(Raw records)
****************
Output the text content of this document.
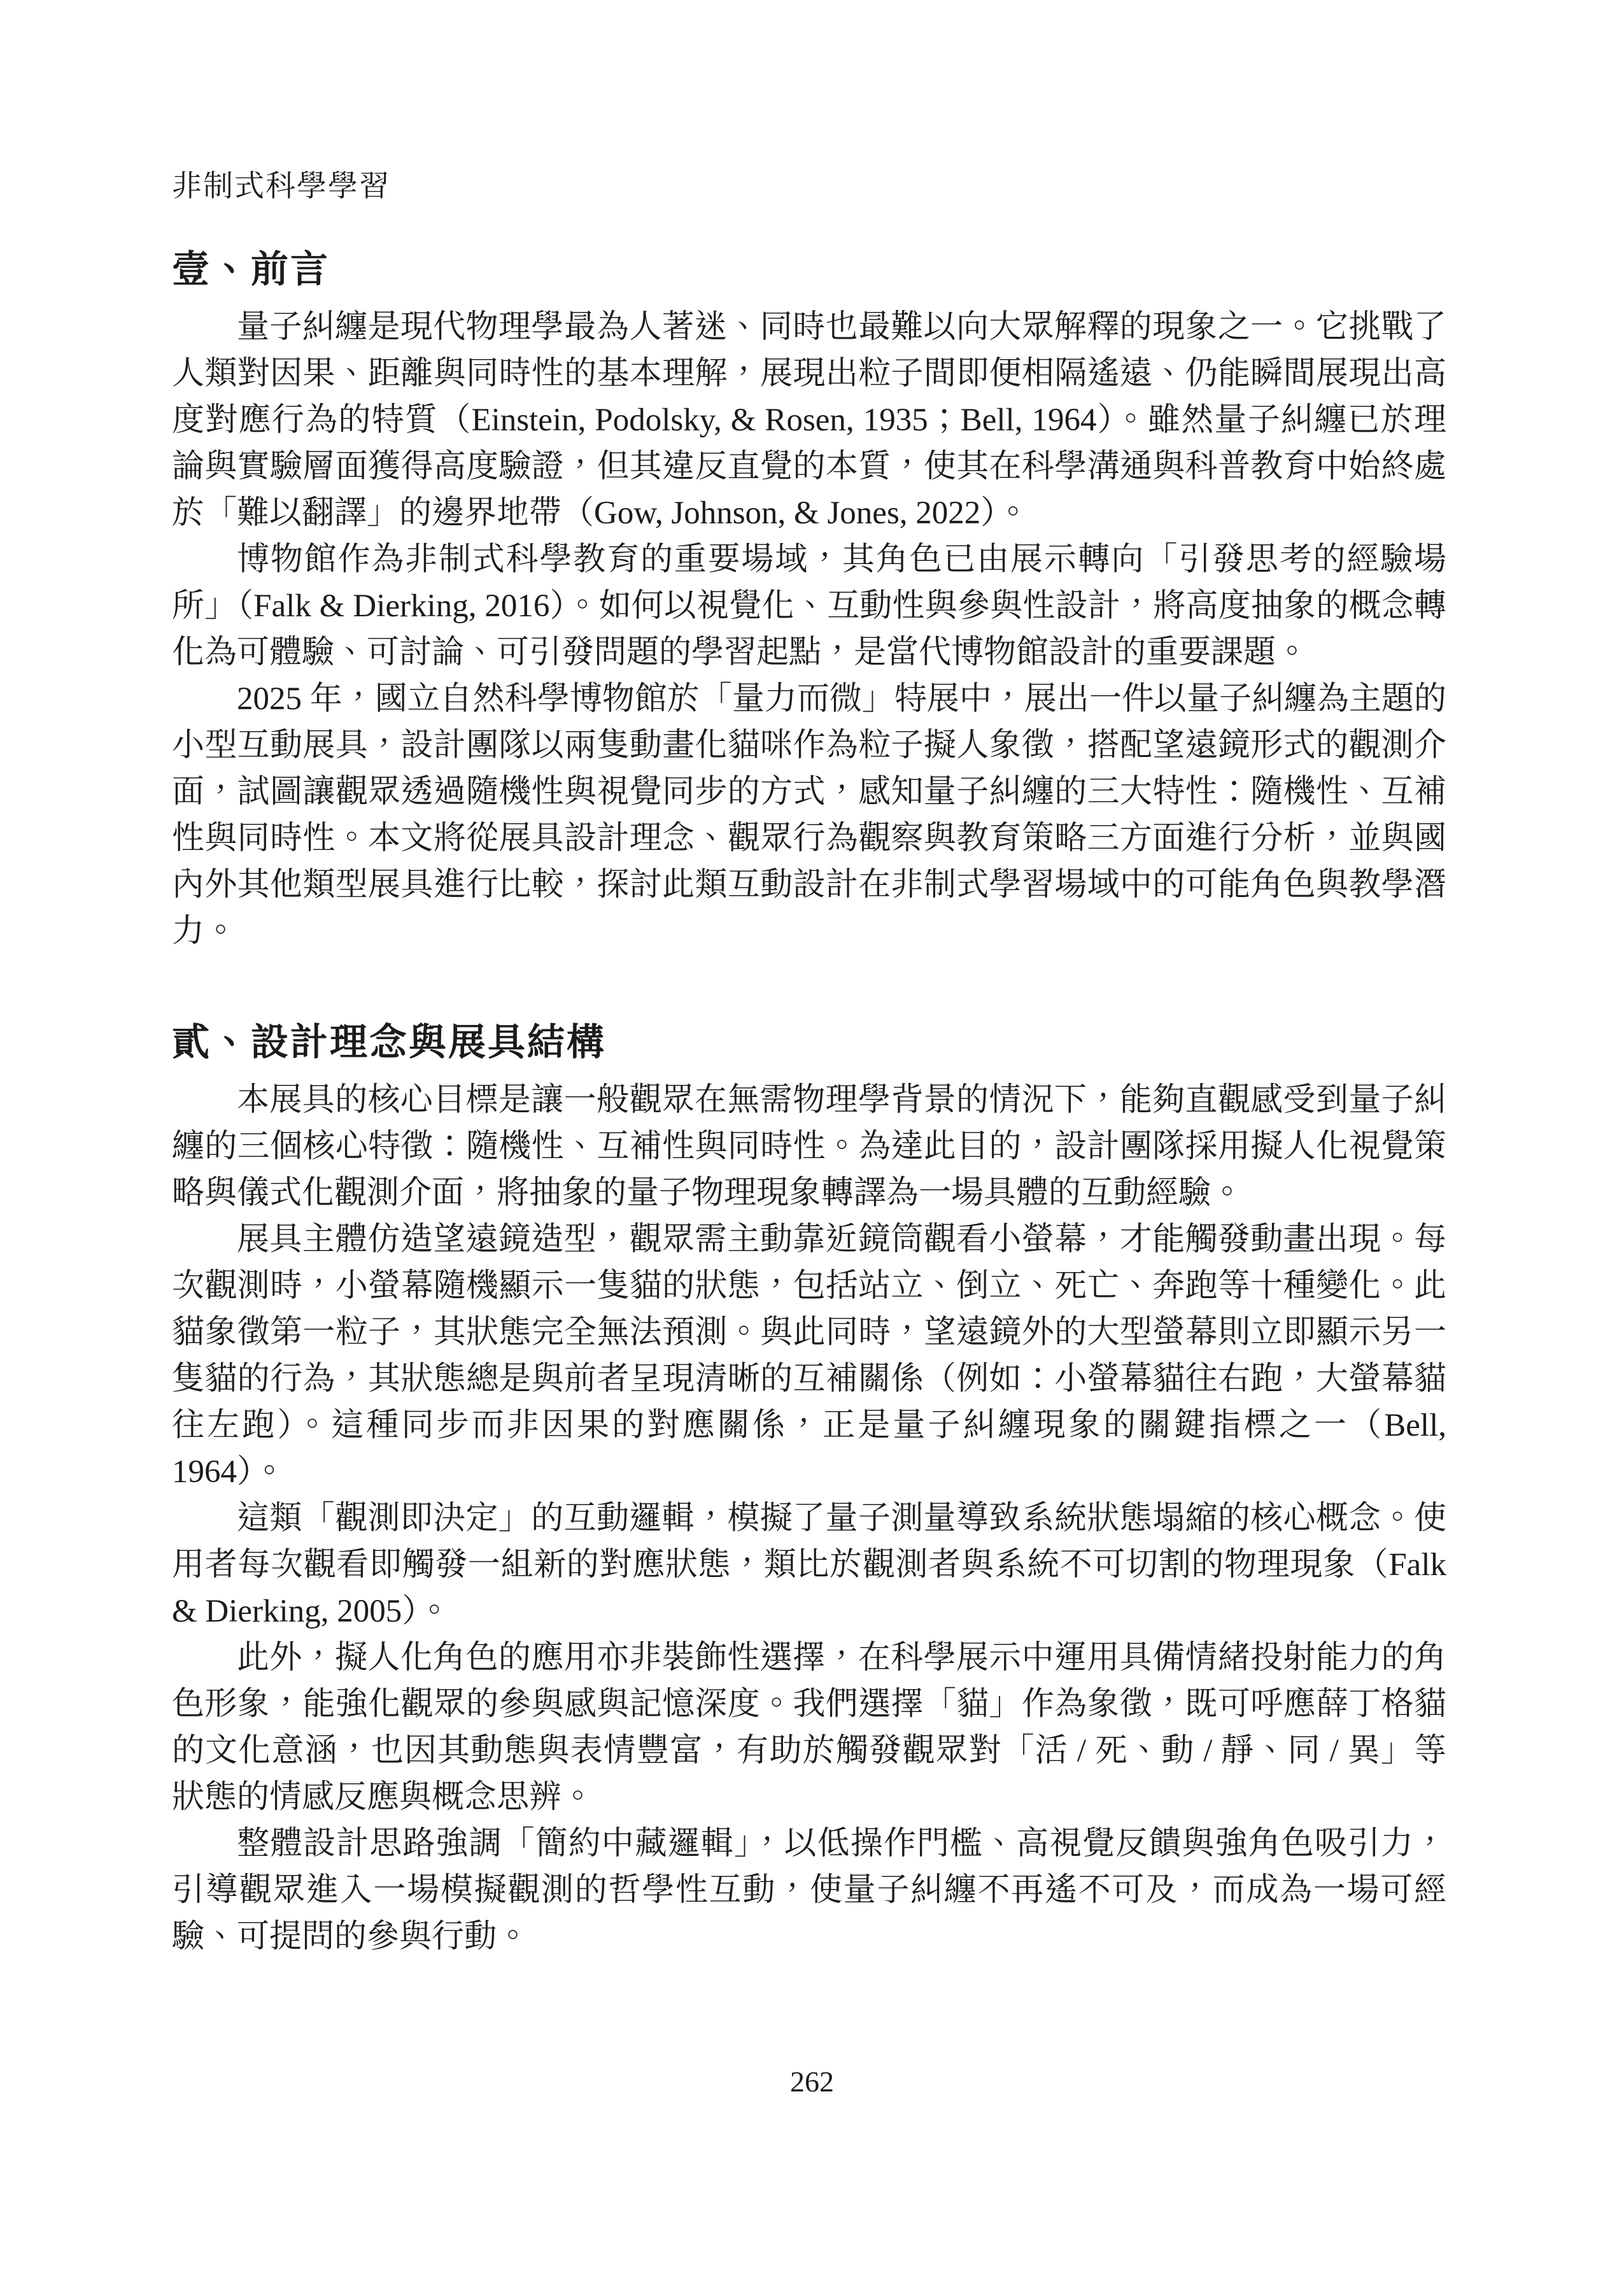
非制式科學學習
壹、前言

量子糾纏是現代物理學最為人著迷、同時也最難以向大眾解釋的現象之一。它挑戰了人類對因果、距離與同時性的基本理解，展現出粒子間即便相隔遙遠、仍能瞬間展現出高度對應行為的特質（Einstein, Podolsky, & Rosen, 1935；Bell, 1964）。雖然量子糾纏已於理論與實驗層面獲得高度驗證，但其違反直覺的本質，使其在科學溝通與科普教育中始終處於「難以翻譯」的邊界地帶（Gow, Johnson, & Jones, 2022）。

博物館作為非制式科學教育的重要場域，其角色已由展示轉向「引發思考的經驗場所」（Falk & Dierking, 2016）。如何以視覺化、互動性與參與性設計，將高度抽象的概念轉化為可體驗、可討論、可引發問題的學習起點，是當代博物館設計的重要課題。

2025 年，國立自然科學博物館於「量力而微」特展中，展出一件以量子糾纏為主題的小型互動展具，設計團隊以兩隻動畫化貓咪作為粒子擬人象徵，搭配望遠鏡形式的觀測介面，試圖讓觀眾透過隨機性與視覺同步的方式，感知量子糾纏的三大特性：隨機性、互補性與同時性。本文將從展具設計理念、觀眾行為觀察與教育策略三方面進行分析，並與國內外其他類型展具進行比較，探討此類互動設計在非制式學習場域中的可能角色與教學潛力。

貳、設計理念與展具結構

本展具的核心目標是讓一般觀眾在無需物理學背景的情況下，能夠直觀感受到量子糾纏的三個核心特徵：隨機性、互補性與同時性。為達此目的，設計團隊採用擬人化視覺策略與儀式化觀測介面，將抽象的量子物理現象轉譯為一場具體的互動經驗。

展具主體仿造望遠鏡造型，觀眾需主動靠近鏡筒觀看小螢幕，才能觸發動畫出現。每次觀測時，小螢幕隨機顯示一隻貓的狀態，包括站立、倒立、死亡、奔跑等十種變化。此貓象徵第一粒子，其狀態完全無法預測。與此同時，望遠鏡外的大型螢幕則立即顯示另一隻貓的行為，其狀態總是與前者呈現清晰的互補關係（例如：小螢幕貓往右跑，大螢幕貓往左跑）。這種同步而非因果的對應關係，正是量子糾纏現象的關鍵指標之一（Bell, 1964）。

這類「觀測即決定」的互動邏輯，模擬了量子測量導致系統狀態塌縮的核心概念。使用者每次觀看即觸發一組新的對應狀態，類比於觀測者與系統不可切割的物理現象（Falk & Dierking, 2005）。

此外，擬人化角色的應用亦非裝飾性選擇，在科學展示中運用具備情緒投射能力的角色形象，能強化觀眾的參與感與記憶深度。我們選擇「貓」作為象徵，既可呼應薛丁格貓的文化意涵，也因其動態與表情豐富，有助於觸發觀眾對「活 / 死、動 / 靜、同 / 異」等狀態的情感反應與概念思辨。

整體設計思路強調「簡約中藏邏輯」，以低操作門檻、高視覺反饋與強角色吸引力，引導觀眾進入一場模擬觀測的哲學性互動，使量子糾纏不再遙不可及，而成為一場可經驗、可提問的參與行動。

262
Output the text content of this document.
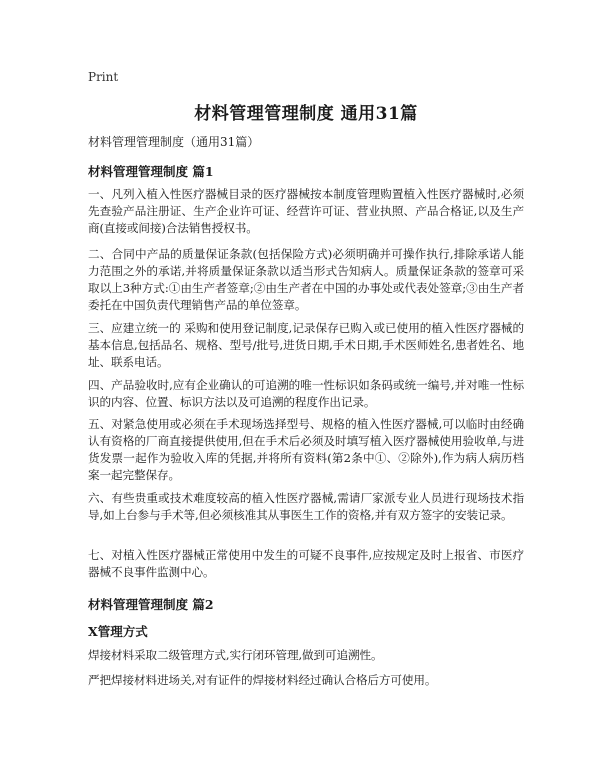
Print
材料管理管理制度 通用31篇
材料管理管理制度（通用31篇）
材料管理管理制度 篇1

一、凡列入植入性医疗器械目录的医疗器械按本制度管理购置植入性医疗器械时,必须先查验产品注册证、生产企业许可证、经营许可证、营业执照、产品合格证,以及生产商(直接或间接)合法销售授权书。

二、合同中产品的质量保证条款(包括保险方式)必须明确并可操作执行,排除承诺人能力范围之外的承诺,并将质量保证条款以适当形式告知病人。质量保证条款的签章可采取以上3种方式:①由生产者签章;②由生产者在中国的办事处或代表处签章;③由生产者委托在中国负责代理销售产品的单位签章。

三、应建立统一的 采购和使用登记制度,记录保存已购入或已使用的植入性医疗器械的基本信息,包括品名、规格、型号/批号,进货日期,手术日期,手术医师姓名,患者姓名、地址、联系电话。

四、产品验收时,应有企业确认的可追溯的唯一性标识如条码或统一编号,并对唯一性标识的内容、位置、标识方法以及可追溯的程度作出记录。

五、对紧急使用或必须在手术现场选择型号、规格的植入性医疗器械,可以临时由经确认有资格的厂商直接提供使用,但在手术后必须及时填写植入医疗器械使用验收单,与进货发票一起作为验收入库的凭据,并将所有资料(第2条中①、②除外),作为病人病历档案一起完整保存。

六、有些贵重或技术难度较高的植入性医疗器械,需请厂家派专业人员进行现场技术指导,如上台参与手术等,但必须核准其从事医生工作的资格,并有双方签字的安装记录。

七、对植入性医疗器械正常使用中发生的可疑不良事件,应按规定及时上报省、市医疗器械不良事件监测中心。

材料管理管理制度 篇2
X管理方式

焊接材料采取二级管理方式,实行闭环管理,做到可追溯性。

严把焊接材料进场关,对有证件的焊接材料经过确认合格后方可使用。
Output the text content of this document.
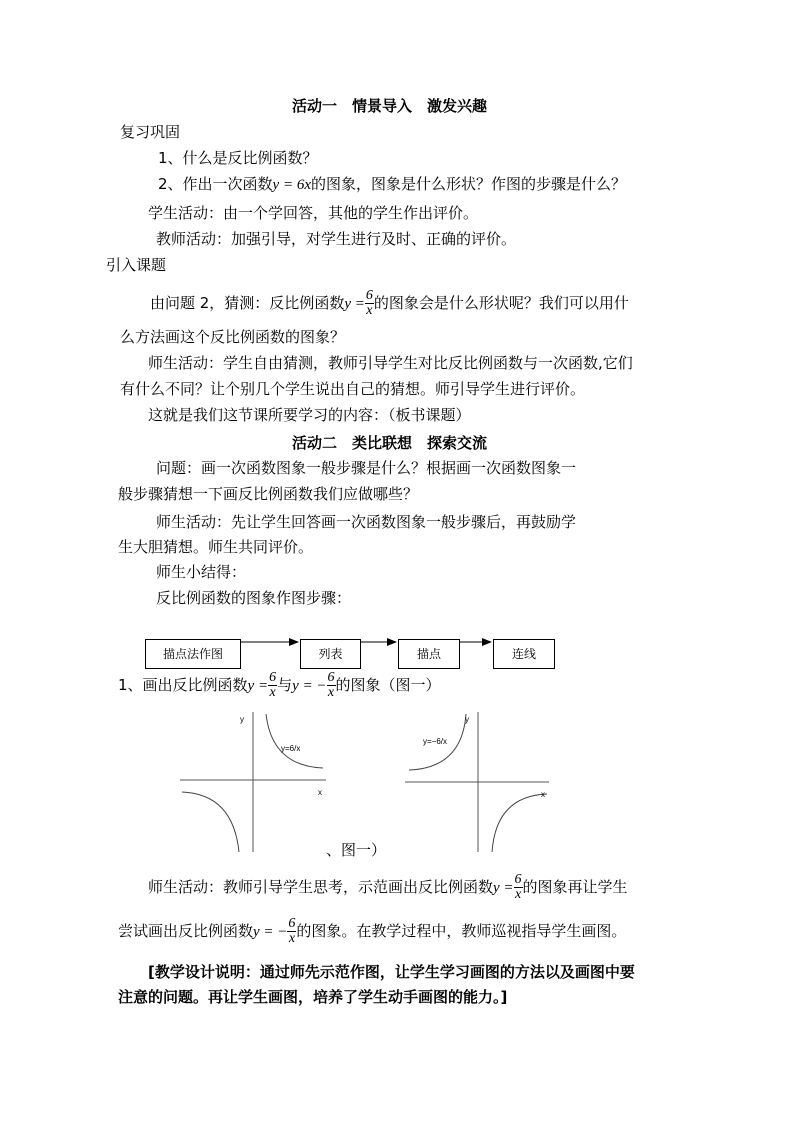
活动一　情景导入　激发兴趣
复习巩固
1、什么是反比例函数？
2、作出一次函数y = 6x的图象，图象是什么形状？作图的步骤是什么？
学生活动：由一个学回答，其他的学生作出评价。
教师活动：加强引导，对学生进行及时、正确的评价。
引入课题
由问题 2，猜测：反比例函数$y = \frac{6}{x}$ 的图象会是什么形状呢？我们可以用什
么方法画这个反比例函数的图象？
师生活动：学生自由猜测，教师引导学生对比反比例函数与一次函数,它们
有什么不同？让个别几个学生说出自己的猜想。师引导学生进行评价。
这就是我们这节课所要学习的内容：（板书课题）
活动二　类比联想　探索交流
问题：画一次函数图象一般步骤是什么？根据画一次函数图象一
般步骤猜想一下画反比例函数我们应做哪些？
师生活动：先让学生回答画一次函数图象一般步骤后，再鼓励学
生大胆猜想。师生共同评价。
师生小结得：
反比例函数的图象作图步骤：
描点法作图	列表	描点	连线
1、画出反比例函数$y = \frac{6}{x}$ 与y = − $\frac{6}{x}$ 的图象（图一）
x
y
y=6/x
x
y
y=−6/x
、图一）
师生活动：教师引导学生思考，示范画出反比例函数$y = \frac{6}{x}$ 的图象再让学生
尝试画出反比例函数y = − $\frac{6}{x}$ 的图象。在教学过程中，教师巡视指导学生画图。
[教学设计说明：通过师先示范作图，让学生学习画图的方法以及画图中要
注意的问题。再让学生画图，培养了学生动手画图的能力。]
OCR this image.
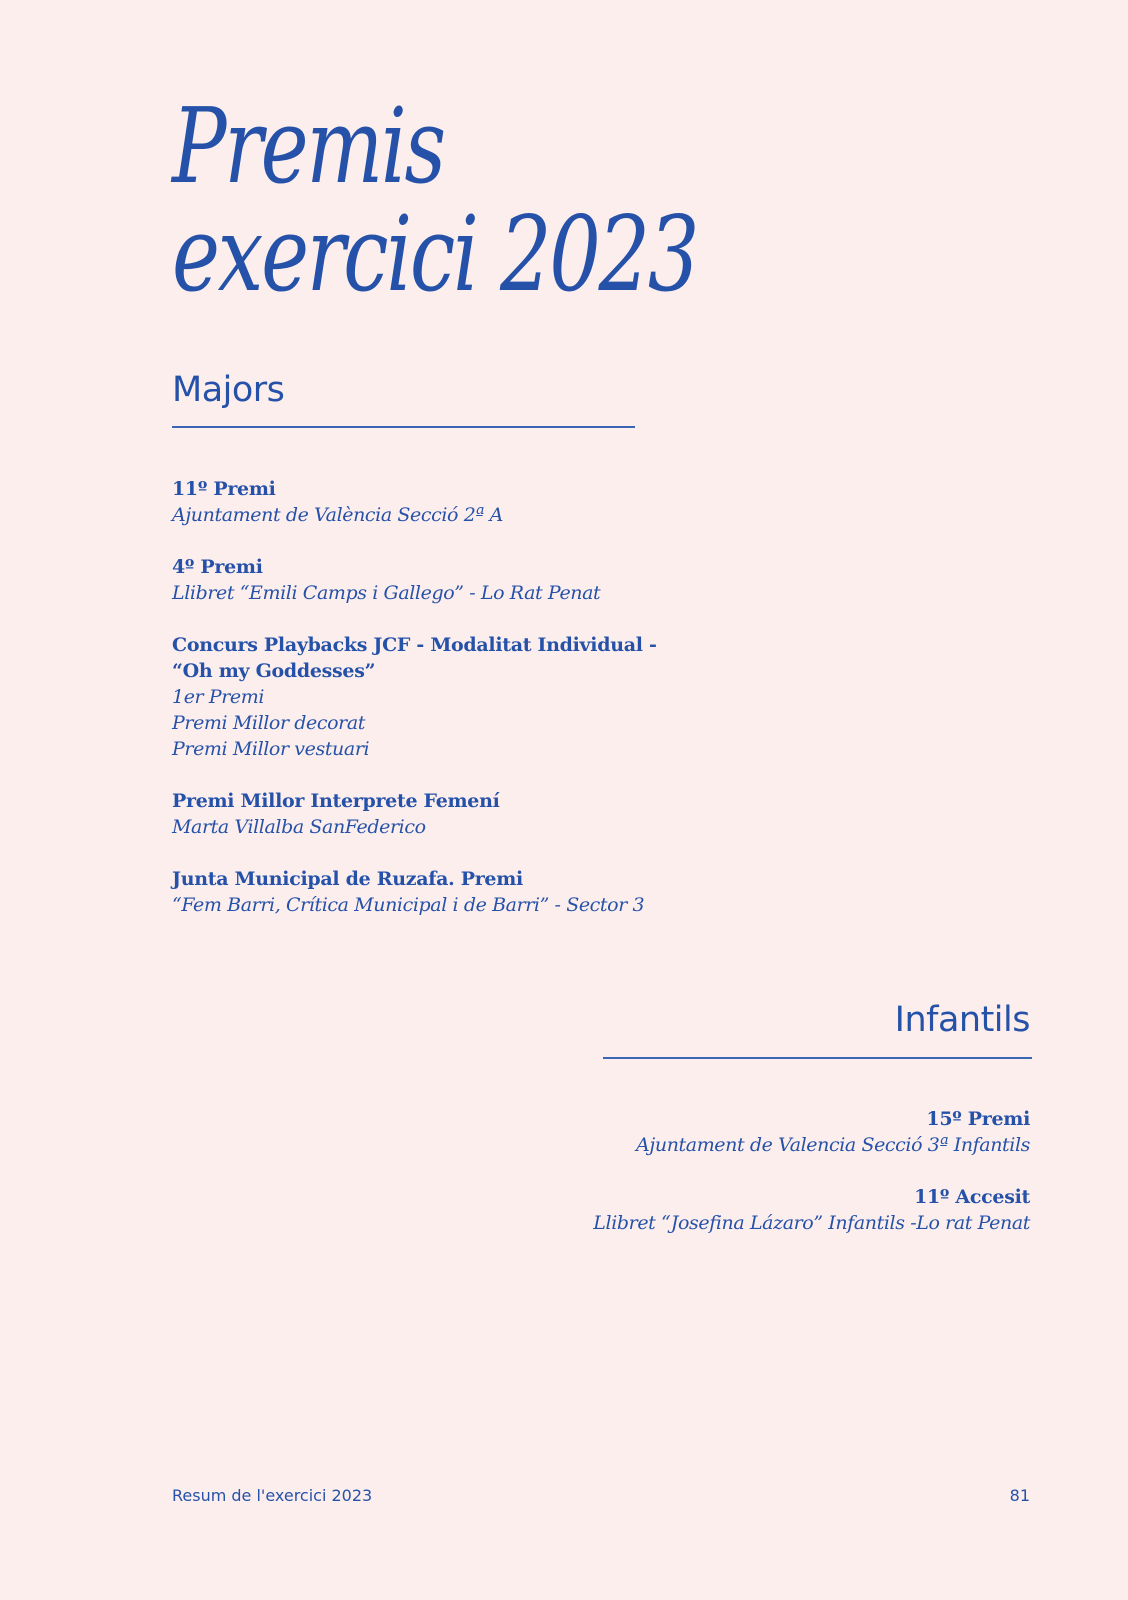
Premis
exercici 2023
Majors
11º Premi
Ajuntament de València Secció 2ª A
4º Premi
Llibret “Emili Camps i Gallego” - Lo Rat Penat
Concurs Playbacks JCF - Modalitat Individual -
“Oh my Goddesses”
1er Premi
Premi Millor decorat
Premi Millor vestuari
Premi Millor Interprete Femení
Marta Villalba SanFederico
Junta Municipal de Ruzafa. Premi
“Fem Barri, Crítica Municipal i de Barri” - Sector 3
Infantils
15º Premi
Ajuntament de Valencia Secció 3ª Infantils
11º Accesit
Llibret “Josefina Lázaro” Infantils -Lo rat Penat
Resum de l'exercici 2023	81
****************
* What to do:
Using the records above, list each line that includes "Municipal".

* Task result:
Junta Municipal de Ruzafa. Premi
“Fem Barri, Crítica Municipal i de Barri” - Sector 3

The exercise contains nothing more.